• [Task prompt] Every line of the data below should be printed exactly.

• [Data]
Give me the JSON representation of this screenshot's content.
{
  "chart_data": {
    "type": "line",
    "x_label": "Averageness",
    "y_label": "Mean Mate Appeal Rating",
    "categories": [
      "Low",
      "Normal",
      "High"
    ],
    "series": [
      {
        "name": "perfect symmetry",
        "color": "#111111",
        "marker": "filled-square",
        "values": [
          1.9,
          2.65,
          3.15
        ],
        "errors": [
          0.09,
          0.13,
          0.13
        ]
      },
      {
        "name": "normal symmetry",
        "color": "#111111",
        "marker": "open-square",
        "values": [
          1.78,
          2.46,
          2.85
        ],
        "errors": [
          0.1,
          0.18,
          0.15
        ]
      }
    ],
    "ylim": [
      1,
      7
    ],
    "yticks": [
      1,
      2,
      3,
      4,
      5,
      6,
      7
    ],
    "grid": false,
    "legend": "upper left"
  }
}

• [Output of the task]
Give me the JSON representation of this screenshot's content.
{
  "chart_data": {
    "type": "line",
    "x_label": "Averageness",
    "y_label": "Mean Mate Appeal Rating",
    "categories": [
      "Low",
      "Normal",
      "High"
    ],
    "series": [
      {
        "name": "perfect symmetry",
        "color": "#111111",
        "marker": "filled-square",
        "values": [
          1.9,
          2.65,
          3.15
        ],
        "errors": [
          0.09,
          0.13,
          0.13
        ]
      },
      {
        "name": "normal symmetry",
        "color": "#111111",
        "marker": "open-square",
        "values": [
          1.78,
          2.46,
          2.85
        ],
        "errors": [
          0.1,
          0.18,
          0.15
        ]
      }
    ],
    "ylim": [
      1,
      7
    ],
    "yticks": [
      1,
      2,
      3,
      4,
      5,
      6,
      7
    ],
    "grid": false,
    "legend": "upper left"
  }
}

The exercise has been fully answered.